[Data extracted from a collection]
+ + + + + + +
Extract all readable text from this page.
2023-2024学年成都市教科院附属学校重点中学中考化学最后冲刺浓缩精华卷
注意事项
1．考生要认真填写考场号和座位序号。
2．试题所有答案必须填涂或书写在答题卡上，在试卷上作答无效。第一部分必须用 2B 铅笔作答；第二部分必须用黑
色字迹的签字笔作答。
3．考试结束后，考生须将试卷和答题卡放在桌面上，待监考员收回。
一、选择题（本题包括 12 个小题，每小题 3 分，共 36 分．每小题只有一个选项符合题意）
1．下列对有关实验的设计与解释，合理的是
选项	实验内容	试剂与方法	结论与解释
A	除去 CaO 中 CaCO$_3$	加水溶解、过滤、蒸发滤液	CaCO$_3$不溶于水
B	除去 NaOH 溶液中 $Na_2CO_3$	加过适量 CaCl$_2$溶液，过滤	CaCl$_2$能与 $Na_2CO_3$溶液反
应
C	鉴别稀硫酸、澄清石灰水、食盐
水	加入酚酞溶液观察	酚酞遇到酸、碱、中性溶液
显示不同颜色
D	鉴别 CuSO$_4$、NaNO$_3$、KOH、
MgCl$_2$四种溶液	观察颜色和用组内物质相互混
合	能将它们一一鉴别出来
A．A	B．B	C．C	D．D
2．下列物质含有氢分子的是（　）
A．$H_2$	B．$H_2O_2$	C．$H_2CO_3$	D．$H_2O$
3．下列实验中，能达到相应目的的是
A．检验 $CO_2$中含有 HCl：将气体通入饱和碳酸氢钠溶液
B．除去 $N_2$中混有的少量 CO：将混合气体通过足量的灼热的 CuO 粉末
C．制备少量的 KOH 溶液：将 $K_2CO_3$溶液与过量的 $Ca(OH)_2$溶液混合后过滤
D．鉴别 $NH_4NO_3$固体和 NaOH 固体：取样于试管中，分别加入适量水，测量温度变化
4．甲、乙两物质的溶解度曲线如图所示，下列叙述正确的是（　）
+ + + + + + +
TASK PROMPT - Search the data for "NaOH". Copy every line that has it.

TASK OUTPUT -
B	除去 NaOH 溶液中 $Na_2CO_3$	加过适量 CaCl$_2$溶液，过滤	CaCl$_2$能与 $Na_2CO_3$溶液反
D．鉴别 $NH_4NO_3$固体和 NaOH 固体：取样于试管中，分别加入适量水，测量温度变化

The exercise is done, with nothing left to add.